_Required work_:
Tally the lines that hold the word "category" and reply with that figure only.

_Extracted entries_:
········

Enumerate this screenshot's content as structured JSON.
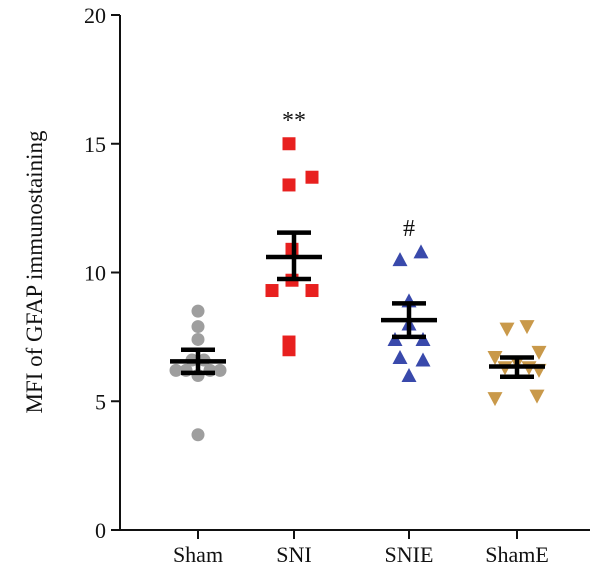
{
  "chart_data": {
    "type": "scatter",
    "ylabel": "MFI of GFAP immunostaining",
    "ylim": [
      0,
      20
    ],
    "yticks": [
      0,
      5,
      10,
      15,
      20
    ],
    "categories": [
      "Sham",
      "SNI",
      "SNIE",
      "ShamE"
    ],
    "series": [
      {
        "category": "Sham",
        "marker": "circle",
        "color": "#9e9e9e",
        "points": [
          {
            "offset": 0,
            "y": 8.5
          },
          {
            "offset": 0,
            "y": 7.9
          },
          {
            "offset": 0,
            "y": 7.4
          },
          {
            "offset": -0.06,
            "y": 6.6
          },
          {
            "offset": 0.06,
            "y": 6.6
          },
          {
            "offset": -0.12,
            "y": 6.2
          },
          {
            "offset": 0.12,
            "y": 6.2
          },
          {
            "offset": 0.22,
            "y": 6.2
          },
          {
            "offset": -0.22,
            "y": 6.2
          },
          {
            "offset": 0,
            "y": 6.0
          },
          {
            "offset": 0,
            "y": 3.7
          }
        ],
        "mean": 6.55,
        "sem_low": 6.1,
        "sem_high": 7.0,
        "annotation": ""
      },
      {
        "category": "SNI",
        "marker": "square",
        "color": "#e8201f",
        "points": [
          {
            "offset": -0.05,
            "y": 15.0
          },
          {
            "offset": 0.18,
            "y": 13.7
          },
          {
            "offset": -0.05,
            "y": 13.4
          },
          {
            "offset": -0.02,
            "y": 10.9
          },
          {
            "offset": -0.02,
            "y": 9.7
          },
          {
            "offset": -0.22,
            "y": 9.3
          },
          {
            "offset": 0.18,
            "y": 9.3
          },
          {
            "offset": -0.05,
            "y": 7.3
          },
          {
            "offset": -0.05,
            "y": 7.0
          }
        ],
        "mean": 10.6,
        "sem_low": 9.75,
        "sem_high": 11.55,
        "annotation": "**"
      },
      {
        "category": "SNIE",
        "marker": "triangle-up",
        "color": "#3949ab",
        "points": [
          {
            "offset": 0.12,
            "y": 10.8
          },
          {
            "offset": -0.09,
            "y": 10.5
          },
          {
            "offset": 0.0,
            "y": 8.9
          },
          {
            "offset": 0.0,
            "y": 8.0
          },
          {
            "offset": -0.14,
            "y": 7.4
          },
          {
            "offset": 0.14,
            "y": 7.4
          },
          {
            "offset": -0.09,
            "y": 6.7
          },
          {
            "offset": 0.14,
            "y": 6.6
          },
          {
            "offset": 0.0,
            "y": 6.0
          }
        ],
        "mean": 8.15,
        "sem_low": 7.5,
        "sem_high": 8.8,
        "annotation": "#"
      },
      {
        "category": "ShamE",
        "marker": "triangle-down",
        "color": "#c9994a",
        "points": [
          {
            "offset": -0.1,
            "y": 7.8
          },
          {
            "offset": 0.1,
            "y": 7.9
          },
          {
            "offset": 0.22,
            "y": 6.9
          },
          {
            "offset": -0.22,
            "y": 6.7
          },
          {
            "offset": 0.0,
            "y": 6.5
          },
          {
            "offset": 0.12,
            "y": 6.3
          },
          {
            "offset": -0.12,
            "y": 6.3
          },
          {
            "offset": 0.22,
            "y": 6.2
          },
          {
            "offset": 0.2,
            "y": 5.2
          },
          {
            "offset": -0.22,
            "y": 5.1
          }
        ],
        "mean": 6.35,
        "sem_low": 5.95,
        "sem_high": 6.7,
        "annotation": ""
      }
    ]
  }
}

········

_Exercise solution_:
4